**GOAL OF THE EXERCISE**
Search the listing below for the string "Sale" and show each line that contains it.

**EXERCISE INPUT**

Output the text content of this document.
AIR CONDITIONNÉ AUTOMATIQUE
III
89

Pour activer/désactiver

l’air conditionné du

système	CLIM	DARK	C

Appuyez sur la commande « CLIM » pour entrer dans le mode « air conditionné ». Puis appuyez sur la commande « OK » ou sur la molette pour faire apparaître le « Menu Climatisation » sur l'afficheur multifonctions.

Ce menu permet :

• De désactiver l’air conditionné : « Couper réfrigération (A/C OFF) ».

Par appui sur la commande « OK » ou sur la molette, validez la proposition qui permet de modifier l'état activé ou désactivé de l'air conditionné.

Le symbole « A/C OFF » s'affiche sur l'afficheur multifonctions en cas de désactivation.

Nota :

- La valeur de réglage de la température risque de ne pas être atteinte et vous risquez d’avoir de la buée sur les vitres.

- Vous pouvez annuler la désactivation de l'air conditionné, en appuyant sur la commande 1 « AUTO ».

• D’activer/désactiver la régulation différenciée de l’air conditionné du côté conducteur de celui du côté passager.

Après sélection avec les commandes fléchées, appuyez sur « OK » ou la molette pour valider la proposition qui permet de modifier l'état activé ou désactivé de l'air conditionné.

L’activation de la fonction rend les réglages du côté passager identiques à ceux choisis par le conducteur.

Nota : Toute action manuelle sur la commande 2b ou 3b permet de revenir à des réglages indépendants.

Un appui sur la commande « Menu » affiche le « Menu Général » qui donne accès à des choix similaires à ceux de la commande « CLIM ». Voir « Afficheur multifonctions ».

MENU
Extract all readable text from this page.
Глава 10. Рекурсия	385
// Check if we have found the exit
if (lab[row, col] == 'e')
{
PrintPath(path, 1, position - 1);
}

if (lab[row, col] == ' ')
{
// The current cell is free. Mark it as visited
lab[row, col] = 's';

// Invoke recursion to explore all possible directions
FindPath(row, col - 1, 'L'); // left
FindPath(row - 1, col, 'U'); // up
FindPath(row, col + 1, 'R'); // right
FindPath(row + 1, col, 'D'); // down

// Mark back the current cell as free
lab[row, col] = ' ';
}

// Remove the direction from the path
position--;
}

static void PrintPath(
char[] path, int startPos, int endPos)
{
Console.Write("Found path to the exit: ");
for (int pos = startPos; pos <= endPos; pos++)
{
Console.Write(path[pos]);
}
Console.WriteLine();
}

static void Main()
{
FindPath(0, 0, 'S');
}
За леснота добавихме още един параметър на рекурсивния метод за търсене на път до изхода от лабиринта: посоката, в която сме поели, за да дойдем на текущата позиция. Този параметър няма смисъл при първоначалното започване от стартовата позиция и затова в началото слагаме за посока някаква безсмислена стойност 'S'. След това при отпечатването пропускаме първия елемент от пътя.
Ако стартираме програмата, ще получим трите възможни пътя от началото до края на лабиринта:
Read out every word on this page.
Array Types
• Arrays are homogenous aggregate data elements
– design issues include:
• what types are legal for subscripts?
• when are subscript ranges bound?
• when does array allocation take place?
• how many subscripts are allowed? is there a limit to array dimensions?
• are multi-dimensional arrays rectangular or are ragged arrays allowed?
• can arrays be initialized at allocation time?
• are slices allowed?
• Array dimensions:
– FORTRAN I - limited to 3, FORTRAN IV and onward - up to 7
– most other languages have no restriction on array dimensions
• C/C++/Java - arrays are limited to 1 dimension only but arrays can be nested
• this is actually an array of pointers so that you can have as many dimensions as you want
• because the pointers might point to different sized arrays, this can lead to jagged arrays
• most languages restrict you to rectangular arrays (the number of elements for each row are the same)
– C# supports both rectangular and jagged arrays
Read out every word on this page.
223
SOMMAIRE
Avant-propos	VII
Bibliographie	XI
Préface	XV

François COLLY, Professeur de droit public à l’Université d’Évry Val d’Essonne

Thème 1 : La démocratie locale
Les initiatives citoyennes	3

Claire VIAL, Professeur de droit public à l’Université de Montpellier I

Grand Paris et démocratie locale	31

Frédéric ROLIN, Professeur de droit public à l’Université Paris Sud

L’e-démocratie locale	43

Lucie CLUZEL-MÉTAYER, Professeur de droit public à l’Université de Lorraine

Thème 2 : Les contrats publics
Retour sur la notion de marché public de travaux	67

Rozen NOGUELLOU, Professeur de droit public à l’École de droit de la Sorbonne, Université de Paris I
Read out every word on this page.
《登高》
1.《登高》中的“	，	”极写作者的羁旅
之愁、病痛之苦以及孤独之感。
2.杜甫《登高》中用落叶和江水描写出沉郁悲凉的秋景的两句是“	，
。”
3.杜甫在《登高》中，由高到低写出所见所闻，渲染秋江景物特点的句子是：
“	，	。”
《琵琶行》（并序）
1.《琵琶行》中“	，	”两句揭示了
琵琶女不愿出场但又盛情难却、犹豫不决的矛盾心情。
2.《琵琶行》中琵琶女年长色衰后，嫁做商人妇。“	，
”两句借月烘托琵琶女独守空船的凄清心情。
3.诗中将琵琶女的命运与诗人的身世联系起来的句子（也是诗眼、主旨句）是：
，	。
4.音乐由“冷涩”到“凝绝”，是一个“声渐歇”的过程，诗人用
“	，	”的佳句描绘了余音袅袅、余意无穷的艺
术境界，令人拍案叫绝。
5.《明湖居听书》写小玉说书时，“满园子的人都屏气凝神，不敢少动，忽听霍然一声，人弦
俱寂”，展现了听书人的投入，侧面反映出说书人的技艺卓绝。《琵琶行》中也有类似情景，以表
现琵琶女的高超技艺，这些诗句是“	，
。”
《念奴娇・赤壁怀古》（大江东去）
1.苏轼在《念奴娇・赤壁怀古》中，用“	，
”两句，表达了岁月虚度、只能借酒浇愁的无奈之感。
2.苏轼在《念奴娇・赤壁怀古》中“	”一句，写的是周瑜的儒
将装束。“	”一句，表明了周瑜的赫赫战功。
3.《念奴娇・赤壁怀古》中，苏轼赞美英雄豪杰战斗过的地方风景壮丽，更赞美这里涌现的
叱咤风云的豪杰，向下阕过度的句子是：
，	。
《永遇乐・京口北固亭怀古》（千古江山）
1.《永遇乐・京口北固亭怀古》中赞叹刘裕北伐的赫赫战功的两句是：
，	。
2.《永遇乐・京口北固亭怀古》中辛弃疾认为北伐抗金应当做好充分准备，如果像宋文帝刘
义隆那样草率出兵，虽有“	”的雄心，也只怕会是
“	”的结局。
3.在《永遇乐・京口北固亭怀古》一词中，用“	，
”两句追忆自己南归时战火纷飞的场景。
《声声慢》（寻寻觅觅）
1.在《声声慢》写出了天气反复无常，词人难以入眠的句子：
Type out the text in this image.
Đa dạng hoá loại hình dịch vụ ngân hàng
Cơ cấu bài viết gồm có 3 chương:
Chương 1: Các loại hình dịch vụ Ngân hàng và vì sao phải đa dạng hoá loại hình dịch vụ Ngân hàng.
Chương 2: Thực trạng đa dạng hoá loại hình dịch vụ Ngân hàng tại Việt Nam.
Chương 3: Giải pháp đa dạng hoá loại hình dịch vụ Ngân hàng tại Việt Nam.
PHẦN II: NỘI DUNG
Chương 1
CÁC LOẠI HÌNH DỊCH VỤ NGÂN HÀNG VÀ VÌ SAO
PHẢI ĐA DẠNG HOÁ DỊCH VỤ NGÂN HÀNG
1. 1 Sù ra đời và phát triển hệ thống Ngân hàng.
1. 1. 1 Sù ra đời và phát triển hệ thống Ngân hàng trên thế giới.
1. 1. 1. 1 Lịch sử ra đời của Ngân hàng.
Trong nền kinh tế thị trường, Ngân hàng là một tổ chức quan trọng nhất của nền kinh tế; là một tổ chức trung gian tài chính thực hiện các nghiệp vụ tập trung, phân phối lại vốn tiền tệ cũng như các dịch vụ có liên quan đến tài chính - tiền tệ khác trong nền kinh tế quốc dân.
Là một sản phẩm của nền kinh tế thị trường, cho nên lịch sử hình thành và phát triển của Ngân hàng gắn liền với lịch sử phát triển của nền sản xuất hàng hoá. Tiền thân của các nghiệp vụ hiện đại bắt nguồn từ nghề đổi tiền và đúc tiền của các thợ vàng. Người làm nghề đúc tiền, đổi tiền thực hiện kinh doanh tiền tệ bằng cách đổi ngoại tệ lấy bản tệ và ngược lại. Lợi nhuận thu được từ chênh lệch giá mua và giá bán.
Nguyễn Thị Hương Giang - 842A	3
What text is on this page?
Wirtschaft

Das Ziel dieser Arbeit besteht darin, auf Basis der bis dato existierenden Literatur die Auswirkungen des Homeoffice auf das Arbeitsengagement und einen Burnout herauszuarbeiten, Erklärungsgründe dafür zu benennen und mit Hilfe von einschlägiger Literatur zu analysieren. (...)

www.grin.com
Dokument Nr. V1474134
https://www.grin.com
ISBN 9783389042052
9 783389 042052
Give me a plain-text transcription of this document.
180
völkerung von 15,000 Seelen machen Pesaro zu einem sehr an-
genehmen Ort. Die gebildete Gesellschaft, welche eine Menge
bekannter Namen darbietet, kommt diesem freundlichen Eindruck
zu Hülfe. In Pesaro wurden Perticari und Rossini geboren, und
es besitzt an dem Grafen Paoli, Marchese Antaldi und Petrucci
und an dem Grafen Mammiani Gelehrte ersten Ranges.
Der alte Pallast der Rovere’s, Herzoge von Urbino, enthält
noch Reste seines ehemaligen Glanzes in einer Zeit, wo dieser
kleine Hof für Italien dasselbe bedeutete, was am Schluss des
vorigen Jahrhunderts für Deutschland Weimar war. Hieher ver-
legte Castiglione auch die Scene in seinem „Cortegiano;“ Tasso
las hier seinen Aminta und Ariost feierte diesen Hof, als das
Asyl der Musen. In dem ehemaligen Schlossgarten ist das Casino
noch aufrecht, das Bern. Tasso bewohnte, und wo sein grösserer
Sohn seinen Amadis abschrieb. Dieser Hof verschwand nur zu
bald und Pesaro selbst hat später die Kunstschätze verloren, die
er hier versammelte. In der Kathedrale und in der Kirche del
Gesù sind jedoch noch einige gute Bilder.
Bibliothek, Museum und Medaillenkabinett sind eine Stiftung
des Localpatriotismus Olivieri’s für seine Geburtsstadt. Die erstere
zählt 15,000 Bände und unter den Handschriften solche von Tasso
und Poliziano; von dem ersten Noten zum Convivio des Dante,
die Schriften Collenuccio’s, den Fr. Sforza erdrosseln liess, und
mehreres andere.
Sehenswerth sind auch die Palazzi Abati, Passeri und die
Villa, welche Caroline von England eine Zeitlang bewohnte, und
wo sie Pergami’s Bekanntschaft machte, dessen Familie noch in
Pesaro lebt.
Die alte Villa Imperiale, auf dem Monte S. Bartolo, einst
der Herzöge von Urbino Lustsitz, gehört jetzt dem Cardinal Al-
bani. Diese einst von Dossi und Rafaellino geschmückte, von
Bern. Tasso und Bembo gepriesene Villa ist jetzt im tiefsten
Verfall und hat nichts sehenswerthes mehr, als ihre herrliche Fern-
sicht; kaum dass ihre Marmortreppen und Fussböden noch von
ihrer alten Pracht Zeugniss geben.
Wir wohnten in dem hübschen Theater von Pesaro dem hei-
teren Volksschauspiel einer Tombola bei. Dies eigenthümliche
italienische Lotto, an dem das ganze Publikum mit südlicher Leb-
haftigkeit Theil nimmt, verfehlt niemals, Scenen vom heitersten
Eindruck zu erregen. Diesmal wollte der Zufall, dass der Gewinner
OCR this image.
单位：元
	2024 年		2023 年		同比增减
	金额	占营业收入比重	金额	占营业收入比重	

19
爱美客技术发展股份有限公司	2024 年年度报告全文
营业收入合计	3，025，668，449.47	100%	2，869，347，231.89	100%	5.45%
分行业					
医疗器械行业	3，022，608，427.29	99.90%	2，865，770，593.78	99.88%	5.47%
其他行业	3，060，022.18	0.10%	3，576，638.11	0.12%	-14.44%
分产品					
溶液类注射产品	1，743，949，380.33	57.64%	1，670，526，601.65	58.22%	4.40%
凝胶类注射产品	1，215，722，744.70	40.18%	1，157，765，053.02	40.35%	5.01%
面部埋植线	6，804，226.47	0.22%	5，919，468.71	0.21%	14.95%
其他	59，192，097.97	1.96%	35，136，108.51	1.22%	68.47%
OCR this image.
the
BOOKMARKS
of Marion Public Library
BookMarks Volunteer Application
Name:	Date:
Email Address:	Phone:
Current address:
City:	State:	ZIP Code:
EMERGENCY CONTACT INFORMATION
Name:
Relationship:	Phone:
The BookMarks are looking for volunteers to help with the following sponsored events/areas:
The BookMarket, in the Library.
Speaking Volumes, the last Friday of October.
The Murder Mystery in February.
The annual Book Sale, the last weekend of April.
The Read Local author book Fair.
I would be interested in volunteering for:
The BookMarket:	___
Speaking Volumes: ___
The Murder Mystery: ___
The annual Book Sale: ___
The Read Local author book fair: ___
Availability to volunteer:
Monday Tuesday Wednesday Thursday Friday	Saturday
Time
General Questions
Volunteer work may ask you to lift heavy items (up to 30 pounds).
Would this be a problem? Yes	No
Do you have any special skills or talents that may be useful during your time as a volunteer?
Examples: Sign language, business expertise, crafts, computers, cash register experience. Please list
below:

**TASK SOLUTION**
The annual Book Sale, the last weekend of April.
The annual Book Sale: ___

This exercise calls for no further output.